## Working data
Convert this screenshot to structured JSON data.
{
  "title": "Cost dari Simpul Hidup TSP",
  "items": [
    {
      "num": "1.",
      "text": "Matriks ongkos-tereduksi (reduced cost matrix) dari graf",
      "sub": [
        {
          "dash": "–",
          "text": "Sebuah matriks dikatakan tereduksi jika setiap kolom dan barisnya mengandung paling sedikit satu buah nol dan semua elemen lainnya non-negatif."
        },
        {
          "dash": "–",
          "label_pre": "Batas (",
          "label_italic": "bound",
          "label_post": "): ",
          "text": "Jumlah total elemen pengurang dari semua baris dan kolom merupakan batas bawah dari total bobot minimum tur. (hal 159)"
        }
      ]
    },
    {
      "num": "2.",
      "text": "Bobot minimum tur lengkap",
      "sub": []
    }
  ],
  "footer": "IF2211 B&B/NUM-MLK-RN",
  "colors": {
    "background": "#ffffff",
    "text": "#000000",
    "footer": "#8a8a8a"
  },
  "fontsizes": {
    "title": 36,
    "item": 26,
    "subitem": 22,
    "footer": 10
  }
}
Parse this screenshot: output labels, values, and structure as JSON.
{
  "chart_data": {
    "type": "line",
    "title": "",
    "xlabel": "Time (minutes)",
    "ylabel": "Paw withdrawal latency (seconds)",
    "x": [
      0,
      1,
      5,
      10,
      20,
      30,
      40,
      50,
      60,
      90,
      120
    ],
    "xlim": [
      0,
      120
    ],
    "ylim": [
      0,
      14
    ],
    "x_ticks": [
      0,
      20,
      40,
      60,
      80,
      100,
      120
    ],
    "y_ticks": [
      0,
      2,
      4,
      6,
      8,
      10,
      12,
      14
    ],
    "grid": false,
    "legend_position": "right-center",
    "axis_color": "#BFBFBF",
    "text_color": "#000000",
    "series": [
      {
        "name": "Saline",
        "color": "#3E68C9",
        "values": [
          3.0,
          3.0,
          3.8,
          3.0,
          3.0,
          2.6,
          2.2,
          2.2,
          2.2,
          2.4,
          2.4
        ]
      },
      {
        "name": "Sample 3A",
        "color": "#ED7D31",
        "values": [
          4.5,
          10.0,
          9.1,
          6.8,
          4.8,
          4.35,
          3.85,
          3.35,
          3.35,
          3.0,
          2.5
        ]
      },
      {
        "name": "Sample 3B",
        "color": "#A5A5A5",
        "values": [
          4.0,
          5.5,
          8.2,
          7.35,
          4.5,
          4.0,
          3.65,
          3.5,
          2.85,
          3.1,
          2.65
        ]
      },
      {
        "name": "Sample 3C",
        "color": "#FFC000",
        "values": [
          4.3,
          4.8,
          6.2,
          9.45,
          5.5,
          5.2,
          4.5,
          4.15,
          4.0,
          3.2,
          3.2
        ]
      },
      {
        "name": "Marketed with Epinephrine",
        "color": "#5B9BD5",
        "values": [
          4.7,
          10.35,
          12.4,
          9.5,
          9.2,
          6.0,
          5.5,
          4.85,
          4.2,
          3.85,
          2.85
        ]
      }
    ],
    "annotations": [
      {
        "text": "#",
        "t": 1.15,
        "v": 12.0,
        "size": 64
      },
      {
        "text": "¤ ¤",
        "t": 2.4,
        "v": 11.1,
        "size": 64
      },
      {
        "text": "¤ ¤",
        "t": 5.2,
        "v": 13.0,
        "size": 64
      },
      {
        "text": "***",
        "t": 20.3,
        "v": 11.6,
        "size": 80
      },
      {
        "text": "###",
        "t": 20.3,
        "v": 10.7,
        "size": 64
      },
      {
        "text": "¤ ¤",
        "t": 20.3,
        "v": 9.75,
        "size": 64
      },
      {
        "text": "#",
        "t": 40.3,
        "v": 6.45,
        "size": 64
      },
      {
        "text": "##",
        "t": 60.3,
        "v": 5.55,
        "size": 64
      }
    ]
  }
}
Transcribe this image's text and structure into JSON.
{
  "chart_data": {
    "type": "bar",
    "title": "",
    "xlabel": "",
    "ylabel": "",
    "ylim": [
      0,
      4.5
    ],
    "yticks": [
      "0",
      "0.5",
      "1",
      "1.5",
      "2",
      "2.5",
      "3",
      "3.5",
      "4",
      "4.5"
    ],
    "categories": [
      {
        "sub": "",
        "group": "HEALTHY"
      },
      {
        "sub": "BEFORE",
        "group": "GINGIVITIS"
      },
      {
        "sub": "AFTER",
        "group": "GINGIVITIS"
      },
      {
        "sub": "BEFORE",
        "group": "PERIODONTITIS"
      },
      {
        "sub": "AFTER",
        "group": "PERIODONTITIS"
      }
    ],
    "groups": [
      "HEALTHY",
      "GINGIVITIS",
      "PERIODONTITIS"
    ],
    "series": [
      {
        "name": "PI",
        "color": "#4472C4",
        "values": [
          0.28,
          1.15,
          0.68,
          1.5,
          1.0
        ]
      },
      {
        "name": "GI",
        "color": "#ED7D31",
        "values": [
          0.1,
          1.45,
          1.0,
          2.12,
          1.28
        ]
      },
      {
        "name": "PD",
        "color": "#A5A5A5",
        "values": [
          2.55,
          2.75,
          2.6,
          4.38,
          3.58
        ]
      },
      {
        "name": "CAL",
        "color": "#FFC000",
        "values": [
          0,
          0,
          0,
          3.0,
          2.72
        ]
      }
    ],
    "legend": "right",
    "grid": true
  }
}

## Prompt
Above are some records. Print them all exactly.

## Written answer
Convert this screenshot to structured JSON data.
{
  "title": "Cost dari Simpul Hidup TSP",
  "items": [
    {
      "num": "1.",
      "text": "Matriks ongkos-tereduksi (reduced cost matrix) dari graf",
      "sub": [
        {
          "dash": "–",
          "text": "Sebuah matriks dikatakan tereduksi jika setiap kolom dan barisnya mengandung paling sedikit satu buah nol dan semua elemen lainnya non-negatif."
        },
        {
          "dash": "–",
          "label_pre": "Batas (",
          "label_italic": "bound",
          "label_post": "): ",
          "text": "Jumlah total elemen pengurang dari semua baris dan kolom merupakan batas bawah dari total bobot minimum tur. (hal 159)"
        }
      ]
    },
    {
      "num": "2.",
      "text": "Bobot minimum tur lengkap",
      "sub": []
    }
  ],
  "footer": "IF2211 B&B/NUM-MLK-RN",
  "colors": {
    "background": "#ffffff",
    "text": "#000000",
    "footer": "#8a8a8a"
  },
  "fontsizes": {
    "title": 36,
    "item": 26,
    "subitem": 22,
    "footer": 10
  }
}
Parse this screenshot: output labels, values, and structure as JSON.
{
  "chart_data": {
    "type": "line",
    "title": "",
    "xlabel": "Time (minutes)",
    "ylabel": "Paw withdrawal latency (seconds)",
    "x": [
      0,
      1,
      5,
      10,
      20,
      30,
      40,
      50,
      60,
      90,
      120
    ],
    "xlim": [
      0,
      120
    ],
    "ylim": [
      0,
      14
    ],
    "x_ticks": [
      0,
      20,
      40,
      60,
      80,
      100,
      120
    ],
    "y_ticks": [
      0,
      2,
      4,
      6,
      8,
      10,
      12,
      14
    ],
    "grid": false,
    "legend_position": "right-center",
    "axis_color": "#BFBFBF",
    "text_color": "#000000",
    "series": [
      {
        "name": "Saline",
        "color": "#3E68C9",
        "values": [
          3.0,
          3.0,
          3.8,
          3.0,
          3.0,
          2.6,
          2.2,
          2.2,
          2.2,
          2.4,
          2.4
        ]
      },
      {
        "name": "Sample 3A",
        "color": "#ED7D31",
        "values": [
          4.5,
          10.0,
          9.1,
          6.8,
          4.8,
          4.35,
          3.85,
          3.35,
          3.35,
          3.0,
          2.5
        ]
      },
      {
        "name": "Sample 3B",
        "color": "#A5A5A5",
        "values": [
          4.0,
          5.5,
          8.2,
          7.35,
          4.5,
          4.0,
          3.65,
          3.5,
          2.85,
          3.1,
          2.65
        ]
      },
      {
        "name": "Sample 3C",
        "color": "#FFC000",
        "values": [
          4.3,
          4.8,
          6.2,
          9.45,
          5.5,
          5.2,
          4.5,
          4.15,
          4.0,
          3.2,
          3.2
        ]
      },
      {
        "name": "Marketed with Epinephrine",
        "color": "#5B9BD5",
        "values": [
          4.7,
          10.35,
          12.4,
          9.5,
          9.2,
          6.0,
          5.5,
          4.85,
          4.2,
          3.85,
          2.85
        ]
      }
    ],
    "annotations": [
      {
        "text": "#",
        "t": 1.15,
        "v": 12.0,
        "size": 64
      },
      {
        "text": "¤ ¤",
        "t": 2.4,
        "v": 11.1,
        "size": 64
      },
      {
        "text": "¤ ¤",
        "t": 5.2,
        "v": 13.0,
        "size": 64
      },
      {
        "text": "***",
        "t": 20.3,
        "v": 11.6,
        "size": 80
      },
      {
        "text": "###",
        "t": 20.3,
        "v": 10.7,
        "size": 64
      },
      {
        "text": "¤ ¤",
        "t": 20.3,
        "v": 9.75,
        "size": 64
      },
      {
        "text": "#",
        "t": 40.3,
        "v": 6.45,
        "size": 64
      },
      {
        "text": "##",
        "t": 60.3,
        "v": 5.55,
        "size": 64
      }
    ]
  }
}
Transcribe this image's text and structure into JSON.
{
  "chart_data": {
    "type": "bar",
    "title": "",
    "xlabel": "",
    "ylabel": "",
    "ylim": [
      0,
      4.5
    ],
    "yticks": [
      "0",
      "0.5",
      "1",
      "1.5",
      "2",
      "2.5",
      "3",
      "3.5",
      "4",
      "4.5"
    ],
    "categories": [
      {
        "sub": "",
        "group": "HEALTHY"
      },
      {
        "sub": "BEFORE",
        "group": "GINGIVITIS"
      },
      {
        "sub": "AFTER",
        "group": "GINGIVITIS"
      },
      {
        "sub": "BEFORE",
        "group": "PERIODONTITIS"
      },
      {
        "sub": "AFTER",
        "group": "PERIODONTITIS"
      }
    ],
    "groups": [
      "HEALTHY",
      "GINGIVITIS",
      "PERIODONTITIS"
    ],
    "series": [
      {
        "name": "PI",
        "color": "#4472C4",
        "values": [
          0.28,
          1.15,
          0.68,
          1.5,
          1.0
        ]
      },
      {
        "name": "GI",
        "color": "#ED7D31",
        "values": [
          0.1,
          1.45,
          1.0,
          2.12,
          1.28
        ]
      },
      {
        "name": "PD",
        "color": "#A5A5A5",
        "values": [
          2.55,
          2.75,
          2.6,
          4.38,
          3.58
        ]
      },
      {
        "name": "CAL",
        "color": "#FFC000",
        "values": [
          0,
          0,
          0,
          3.0,
          2.72
        ]
      }
    ],
    "legend": "right",
    "grid": true
  }
}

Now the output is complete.